— Work to be completed —
Repeat exactly the lines of the listing from the line containing "Serialize everything readable" through its last line, and nothing beyond them.

(Stored records)
-*-*-

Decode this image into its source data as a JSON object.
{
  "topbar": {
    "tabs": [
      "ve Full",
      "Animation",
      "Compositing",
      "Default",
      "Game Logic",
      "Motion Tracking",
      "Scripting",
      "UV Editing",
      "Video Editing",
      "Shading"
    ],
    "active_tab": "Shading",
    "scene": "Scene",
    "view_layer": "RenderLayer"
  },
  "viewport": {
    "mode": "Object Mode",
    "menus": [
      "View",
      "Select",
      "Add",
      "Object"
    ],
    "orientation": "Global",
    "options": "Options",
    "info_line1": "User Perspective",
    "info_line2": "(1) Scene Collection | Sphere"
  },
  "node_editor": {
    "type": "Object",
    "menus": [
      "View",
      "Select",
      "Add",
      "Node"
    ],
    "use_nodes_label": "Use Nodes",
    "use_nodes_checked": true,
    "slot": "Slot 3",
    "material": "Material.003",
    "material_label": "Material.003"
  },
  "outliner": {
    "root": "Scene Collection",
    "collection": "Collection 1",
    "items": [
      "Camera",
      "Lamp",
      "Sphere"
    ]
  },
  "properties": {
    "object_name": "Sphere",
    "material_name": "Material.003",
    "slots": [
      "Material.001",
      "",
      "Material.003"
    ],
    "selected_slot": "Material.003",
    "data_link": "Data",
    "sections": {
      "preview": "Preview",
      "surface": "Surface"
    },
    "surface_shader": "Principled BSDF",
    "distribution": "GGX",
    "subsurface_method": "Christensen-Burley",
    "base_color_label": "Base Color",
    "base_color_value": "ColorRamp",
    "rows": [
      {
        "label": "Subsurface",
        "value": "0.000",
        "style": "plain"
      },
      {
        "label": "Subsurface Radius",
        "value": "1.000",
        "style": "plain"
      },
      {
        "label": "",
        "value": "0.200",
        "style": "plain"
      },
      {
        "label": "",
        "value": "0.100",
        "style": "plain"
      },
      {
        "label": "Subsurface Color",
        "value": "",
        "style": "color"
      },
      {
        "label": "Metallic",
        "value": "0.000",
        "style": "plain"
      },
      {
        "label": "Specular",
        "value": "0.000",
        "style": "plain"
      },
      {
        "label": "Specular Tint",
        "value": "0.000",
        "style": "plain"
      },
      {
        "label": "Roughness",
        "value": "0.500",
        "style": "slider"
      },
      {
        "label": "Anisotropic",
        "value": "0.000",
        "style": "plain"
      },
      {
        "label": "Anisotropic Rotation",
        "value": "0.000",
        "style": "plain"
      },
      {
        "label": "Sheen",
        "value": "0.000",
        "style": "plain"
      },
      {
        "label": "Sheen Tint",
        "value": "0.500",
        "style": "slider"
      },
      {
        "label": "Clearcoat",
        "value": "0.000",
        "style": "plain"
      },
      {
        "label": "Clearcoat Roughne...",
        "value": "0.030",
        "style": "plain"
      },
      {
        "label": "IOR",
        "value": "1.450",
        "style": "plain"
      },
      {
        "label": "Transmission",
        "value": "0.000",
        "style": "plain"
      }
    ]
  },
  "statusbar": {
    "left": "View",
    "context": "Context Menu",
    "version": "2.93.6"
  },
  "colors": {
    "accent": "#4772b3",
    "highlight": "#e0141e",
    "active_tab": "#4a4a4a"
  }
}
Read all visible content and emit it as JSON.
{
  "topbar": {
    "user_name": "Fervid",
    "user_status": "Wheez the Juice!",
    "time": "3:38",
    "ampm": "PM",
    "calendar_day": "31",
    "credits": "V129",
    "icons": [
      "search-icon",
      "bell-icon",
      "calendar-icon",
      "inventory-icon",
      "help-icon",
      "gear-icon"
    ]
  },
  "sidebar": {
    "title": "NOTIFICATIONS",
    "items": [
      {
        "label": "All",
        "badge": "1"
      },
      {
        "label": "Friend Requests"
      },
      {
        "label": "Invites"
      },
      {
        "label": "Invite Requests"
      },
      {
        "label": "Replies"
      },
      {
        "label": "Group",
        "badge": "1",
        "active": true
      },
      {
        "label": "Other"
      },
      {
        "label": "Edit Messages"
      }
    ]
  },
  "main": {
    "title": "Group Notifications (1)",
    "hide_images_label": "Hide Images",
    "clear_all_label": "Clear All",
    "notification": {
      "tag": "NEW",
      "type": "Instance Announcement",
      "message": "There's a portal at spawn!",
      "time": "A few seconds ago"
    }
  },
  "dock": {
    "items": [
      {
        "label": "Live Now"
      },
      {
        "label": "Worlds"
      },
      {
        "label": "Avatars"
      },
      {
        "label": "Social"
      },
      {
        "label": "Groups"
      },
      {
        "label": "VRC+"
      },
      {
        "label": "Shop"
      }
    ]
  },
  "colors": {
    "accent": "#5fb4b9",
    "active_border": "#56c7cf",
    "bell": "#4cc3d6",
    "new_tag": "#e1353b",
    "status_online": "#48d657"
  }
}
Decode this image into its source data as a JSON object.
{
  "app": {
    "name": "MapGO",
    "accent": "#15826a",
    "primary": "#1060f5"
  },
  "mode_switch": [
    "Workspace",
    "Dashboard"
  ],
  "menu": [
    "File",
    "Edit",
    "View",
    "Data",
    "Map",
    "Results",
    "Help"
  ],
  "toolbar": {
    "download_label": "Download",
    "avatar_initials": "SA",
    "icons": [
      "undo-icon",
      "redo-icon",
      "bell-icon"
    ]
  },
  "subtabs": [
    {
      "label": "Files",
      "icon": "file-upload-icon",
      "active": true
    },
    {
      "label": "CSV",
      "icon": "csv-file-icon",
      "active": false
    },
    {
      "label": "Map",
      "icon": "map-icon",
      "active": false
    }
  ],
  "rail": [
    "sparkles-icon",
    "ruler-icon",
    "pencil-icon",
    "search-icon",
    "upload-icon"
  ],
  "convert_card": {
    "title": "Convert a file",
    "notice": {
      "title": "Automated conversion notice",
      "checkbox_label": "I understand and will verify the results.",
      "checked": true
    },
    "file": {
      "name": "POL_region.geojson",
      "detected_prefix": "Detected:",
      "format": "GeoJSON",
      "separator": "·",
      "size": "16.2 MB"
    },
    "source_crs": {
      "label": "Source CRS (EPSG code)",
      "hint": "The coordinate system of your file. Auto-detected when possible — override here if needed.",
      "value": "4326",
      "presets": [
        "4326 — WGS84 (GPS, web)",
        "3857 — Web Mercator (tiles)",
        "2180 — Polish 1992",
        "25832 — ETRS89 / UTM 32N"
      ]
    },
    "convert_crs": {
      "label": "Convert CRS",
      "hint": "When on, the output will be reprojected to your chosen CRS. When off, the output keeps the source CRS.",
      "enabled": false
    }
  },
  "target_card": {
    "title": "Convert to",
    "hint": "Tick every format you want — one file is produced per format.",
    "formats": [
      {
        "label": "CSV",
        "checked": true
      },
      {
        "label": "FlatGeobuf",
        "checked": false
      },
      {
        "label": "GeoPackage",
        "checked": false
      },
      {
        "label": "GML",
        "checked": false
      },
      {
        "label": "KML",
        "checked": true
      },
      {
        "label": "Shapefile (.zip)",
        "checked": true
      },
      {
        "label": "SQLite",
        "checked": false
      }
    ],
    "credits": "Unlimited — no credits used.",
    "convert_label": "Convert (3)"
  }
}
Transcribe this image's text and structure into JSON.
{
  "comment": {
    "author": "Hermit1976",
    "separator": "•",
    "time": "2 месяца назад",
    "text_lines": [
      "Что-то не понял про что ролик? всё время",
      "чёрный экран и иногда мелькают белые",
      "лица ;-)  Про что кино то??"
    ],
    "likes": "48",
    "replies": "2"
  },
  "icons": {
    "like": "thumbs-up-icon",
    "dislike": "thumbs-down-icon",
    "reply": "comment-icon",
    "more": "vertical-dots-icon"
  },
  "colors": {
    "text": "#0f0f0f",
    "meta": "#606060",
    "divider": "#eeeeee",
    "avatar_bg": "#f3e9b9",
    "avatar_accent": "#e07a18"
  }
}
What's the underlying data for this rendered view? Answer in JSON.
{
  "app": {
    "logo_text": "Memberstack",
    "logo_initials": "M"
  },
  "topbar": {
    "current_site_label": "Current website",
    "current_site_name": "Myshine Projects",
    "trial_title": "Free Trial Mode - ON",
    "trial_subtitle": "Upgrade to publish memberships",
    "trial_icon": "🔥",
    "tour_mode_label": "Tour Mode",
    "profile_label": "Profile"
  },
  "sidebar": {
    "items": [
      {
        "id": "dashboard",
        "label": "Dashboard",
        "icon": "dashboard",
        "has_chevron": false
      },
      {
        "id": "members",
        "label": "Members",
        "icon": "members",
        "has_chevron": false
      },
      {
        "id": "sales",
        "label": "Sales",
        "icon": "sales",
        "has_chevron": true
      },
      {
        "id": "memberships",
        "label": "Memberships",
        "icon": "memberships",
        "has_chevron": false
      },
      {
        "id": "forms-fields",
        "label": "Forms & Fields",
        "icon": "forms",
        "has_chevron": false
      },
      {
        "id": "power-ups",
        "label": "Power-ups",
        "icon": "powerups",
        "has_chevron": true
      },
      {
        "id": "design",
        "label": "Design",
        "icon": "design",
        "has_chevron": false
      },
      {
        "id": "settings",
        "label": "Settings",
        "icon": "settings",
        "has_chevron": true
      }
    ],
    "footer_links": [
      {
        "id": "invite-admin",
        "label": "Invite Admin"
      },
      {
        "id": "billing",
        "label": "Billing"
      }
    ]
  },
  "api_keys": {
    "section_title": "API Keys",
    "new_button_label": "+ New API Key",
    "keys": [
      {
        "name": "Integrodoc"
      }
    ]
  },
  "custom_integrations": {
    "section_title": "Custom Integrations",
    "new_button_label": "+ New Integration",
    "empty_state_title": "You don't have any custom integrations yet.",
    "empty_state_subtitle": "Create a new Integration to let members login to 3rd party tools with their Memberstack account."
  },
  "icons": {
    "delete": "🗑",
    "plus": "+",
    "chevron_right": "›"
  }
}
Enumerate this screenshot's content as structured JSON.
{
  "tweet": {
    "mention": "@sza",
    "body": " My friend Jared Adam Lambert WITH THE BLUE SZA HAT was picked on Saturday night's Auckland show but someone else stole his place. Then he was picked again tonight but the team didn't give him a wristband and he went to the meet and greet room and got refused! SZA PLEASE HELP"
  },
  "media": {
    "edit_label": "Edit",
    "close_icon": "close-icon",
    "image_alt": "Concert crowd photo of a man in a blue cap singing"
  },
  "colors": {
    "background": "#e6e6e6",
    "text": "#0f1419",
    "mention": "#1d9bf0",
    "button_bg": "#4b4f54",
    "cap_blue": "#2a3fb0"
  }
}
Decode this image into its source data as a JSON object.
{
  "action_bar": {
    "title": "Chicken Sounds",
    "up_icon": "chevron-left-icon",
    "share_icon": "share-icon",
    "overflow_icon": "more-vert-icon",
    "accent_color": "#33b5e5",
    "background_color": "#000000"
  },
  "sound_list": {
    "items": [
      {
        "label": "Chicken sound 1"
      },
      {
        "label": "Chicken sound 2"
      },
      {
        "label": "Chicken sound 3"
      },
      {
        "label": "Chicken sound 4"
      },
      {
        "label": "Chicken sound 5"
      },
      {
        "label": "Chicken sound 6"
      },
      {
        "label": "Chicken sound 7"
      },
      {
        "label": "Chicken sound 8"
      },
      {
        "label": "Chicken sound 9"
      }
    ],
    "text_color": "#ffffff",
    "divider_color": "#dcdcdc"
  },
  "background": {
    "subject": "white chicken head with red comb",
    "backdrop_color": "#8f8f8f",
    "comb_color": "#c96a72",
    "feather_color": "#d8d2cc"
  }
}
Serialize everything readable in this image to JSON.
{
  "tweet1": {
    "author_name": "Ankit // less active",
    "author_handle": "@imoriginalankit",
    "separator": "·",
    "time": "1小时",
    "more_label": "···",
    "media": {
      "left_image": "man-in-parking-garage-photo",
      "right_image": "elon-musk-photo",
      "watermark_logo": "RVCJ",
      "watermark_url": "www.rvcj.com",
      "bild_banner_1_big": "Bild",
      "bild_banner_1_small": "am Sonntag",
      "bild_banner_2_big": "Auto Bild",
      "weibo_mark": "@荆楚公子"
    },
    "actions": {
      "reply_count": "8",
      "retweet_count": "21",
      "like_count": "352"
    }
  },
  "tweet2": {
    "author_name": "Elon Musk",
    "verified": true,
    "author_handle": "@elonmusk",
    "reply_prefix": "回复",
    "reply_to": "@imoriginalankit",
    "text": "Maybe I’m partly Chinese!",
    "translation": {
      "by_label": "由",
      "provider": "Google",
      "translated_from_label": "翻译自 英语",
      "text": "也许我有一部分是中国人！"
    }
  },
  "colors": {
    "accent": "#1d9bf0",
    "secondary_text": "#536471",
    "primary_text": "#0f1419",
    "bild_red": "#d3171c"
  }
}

-*-*-

— Problem solution —
Serialize everything readable in this image to JSON.
{
  "tweet1": {
    "author_name": "Ankit // less active",
    "author_handle": "@imoriginalankit",
    "separator": "·",
    "time": "1小时",
    "more_label": "···",
    "media": {
      "left_image": "man-in-parking-garage-photo",
      "right_image": "elon-musk-photo",
      "watermark_logo": "RVCJ",
      "watermark_url": "www.rvcj.com",
      "bild_banner_1_big": "Bild",
      "bild_banner_1_small": "am Sonntag",
      "bild_banner_2_big": "Auto Bild",
      "weibo_mark": "@荆楚公子"
    },
    "actions": {
      "reply_count": "8",
      "retweet_count": "21",
      "like_count": "352"
    }
  },
  "tweet2": {
    "author_name": "Elon Musk",
    "verified": true,
    "author_handle": "@elonmusk",
    "reply_prefix": "回复",
    "reply_to": "@imoriginalankit",
    "text": "Maybe I’m partly Chinese!",
    "translation": {
      "by_label": "由",
      "provider": "Google",
      "translated_from_label": "翻译自 英语",
      "text": "也许我有一部分是中国人！"
    }
  },
  "colors": {
    "accent": "#1d9bf0",
    "secondary_text": "#536471",
    "primary_text": "#0f1419",
    "bild_red": "#d3171c"
  }
}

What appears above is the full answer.